───── DATA FOR THIS TASK

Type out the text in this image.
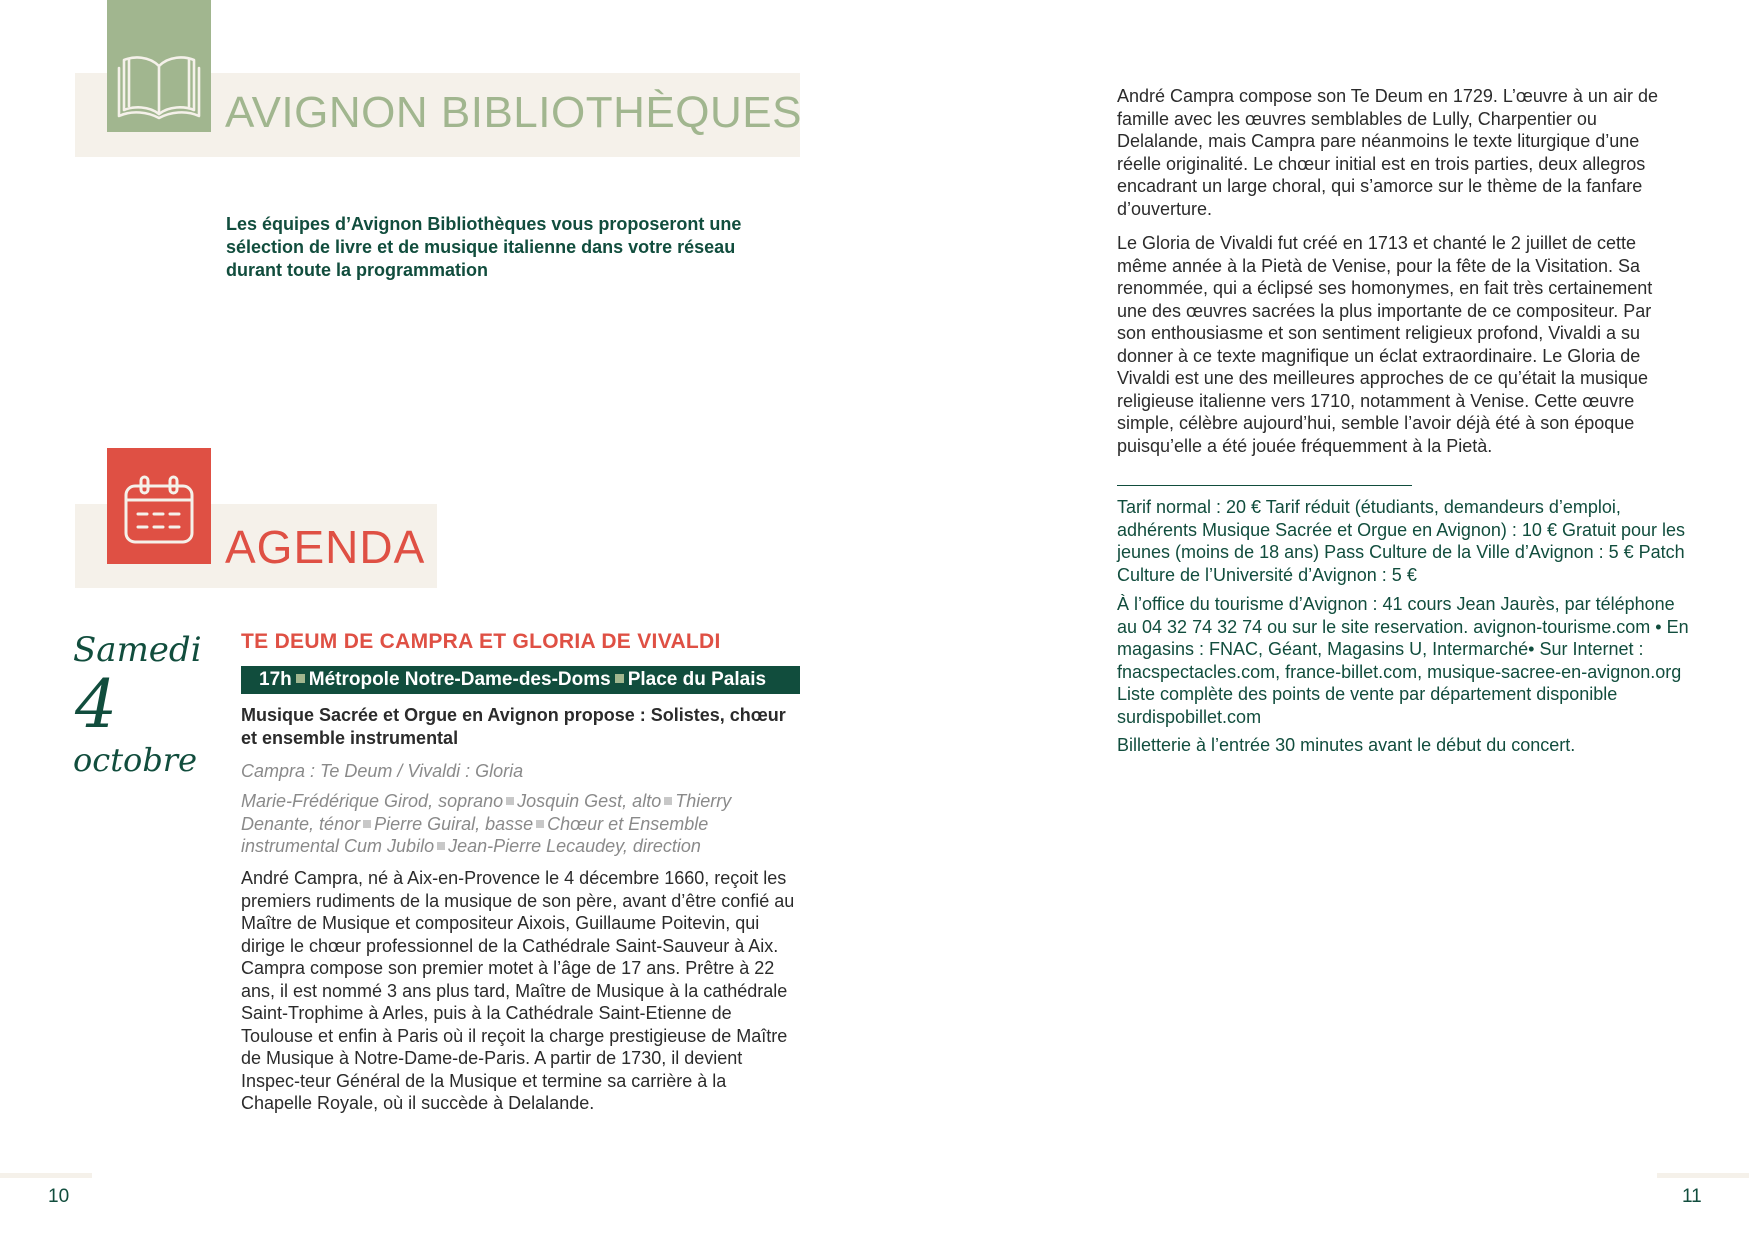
AVIGNON BIBLIOTHÈQUES
Les équipes d’Avignon Bibliothèques vous proposeront une sélection de livre et de musique italienne dans votre réseau durant toute la programmation
AGENDA
Samedi
4
octobre
TE DEUM DE CAMPRA ET GLORIA DE VIVALDI
17h Métropole Notre-Dame-des-Doms Place du Palais
Musique Sacrée et Orgue en Avignon propose : Solistes, chœur et ensemble instrumental
Campra : Te Deum / Vivaldi : Gloria
Marie-Frédérique Girod, soprano Josquin Gest, alto Thierry Denante, ténor Pierre Guiral, basse Chœur et Ensemble instrumental Cum Jubilo Jean-Pierre Lecaudey, direction
André Campra, né à Aix-en-Provence le 4 décembre 1660, reçoit les premiers rudiments de la musique de son père, avant d’être confié au Maître de Musique et compositeur Aixois, Guillaume Poitevin, qui dirige le chœur professionnel de la Cathédrale Saint-Sauveur à Aix. Campra compose son premier motet à l’âge de 17 ans. Prêtre à 22 ans, il est nommé 3 ans plus tard, Maître de Musique à la cathédrale Saint-Trophime à Arles, puis à la Cathédrale Saint-Etienne de Toulouse et enfin à Paris où il reçoit la charge prestigieuse de Maître de Musique à Notre-Dame-de-Paris. A partir de 1730, il devient Inspec-teur Général de la Musique et termine sa carrière à la Chapelle Royale, où il succède à Delalande.
André Campra compose son Te Deum en 1729. L’œuvre à un air de famille avec les œuvres semblables de Lully, Charpentier ou Delalande, mais Campra pare néanmoins le texte liturgique d’une réelle originalité. Le chœur initial est en trois parties, deux allegros encadrant un large choral, qui s’amorce sur le thème de la fanfare d’ouverture.
Le Gloria de Vivaldi fut créé en 1713 et chanté le 2 juillet de cette même année à la Pietà de Venise, pour la fête de la Visitation. Sa renommée, qui a éclipsé ses homonymes, en fait très certainement une des œuvres sacrées la plus importante de ce compositeur. Par son enthousiasme et son sentiment religieux profond, Vivaldi a su donner à ce texte magnifique un éclat extraordinaire. Le Gloria de Vivaldi est une des meilleures approches de ce qu’était la musique religieuse italienne vers 1710, notamment à Venise. Cette œuvre simple, célèbre aujourd’hui, semble l’avoir déjà été à son époque puisqu’elle a été jouée fréquemment à la Pietà.
Tarif normal : 20 € Tarif réduit (étudiants, demandeurs d’emploi, adhérents Musique Sacrée et Orgue en Avignon) : 10 € Gratuit pour les jeunes (moins de 18 ans) Pass Culture de la Ville d’Avignon : 5 € Patch Culture de l’Université d’Avignon : 5 €
À l’office du tourisme d’Avignon : 41 cours Jean Jaurès, par téléphone au 04 32 74 32 74 ou sur le site reservation. avignon-tourisme.com • En magasins : FNAC, Géant, Magasins U, Intermarché• Sur Internet : fnacspectacles.com, france-billet.com, musique-sacree-en-avignon.org Liste complète des points de vente par département disponible surdispobillet.com
Billetterie à l’entrée 30 minutes avant le début du concert.
10	11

──────────

### TASK DETAILS
Show the lines of the records that include the string "Dame".

### EXPECTED ANSWER
17h Métropole Notre-Dame-des-Doms Place du Palais
André Campra, né à Aix-en-Provence le 4 décembre 1660, reçoit les premiers rudiments de la musique de son père, avant d’être confié au Maître de Musique et compositeur Aixois, Guillaume Poitevin, qui dirige le chœur professionnel de la Cathédrale Saint-Sauveur à Aix. Campra compose son premier motet à l’âge de 17 ans. Prêtre à 22 ans, il est nommé 3 ans plus tard, Maître de Musique à la cathédrale Saint-Trophime à Arles, puis à la Cathédrale Saint-Etienne de Toulouse et enfin à Paris où il reçoit la charge prestigieuse de Maître de Musique à Notre-Dame-de-Paris. A partir de 1730, il devient Inspec-teur Général de la Musique et termine sa carrière à la Chapelle Royale, où il succède à Delalande.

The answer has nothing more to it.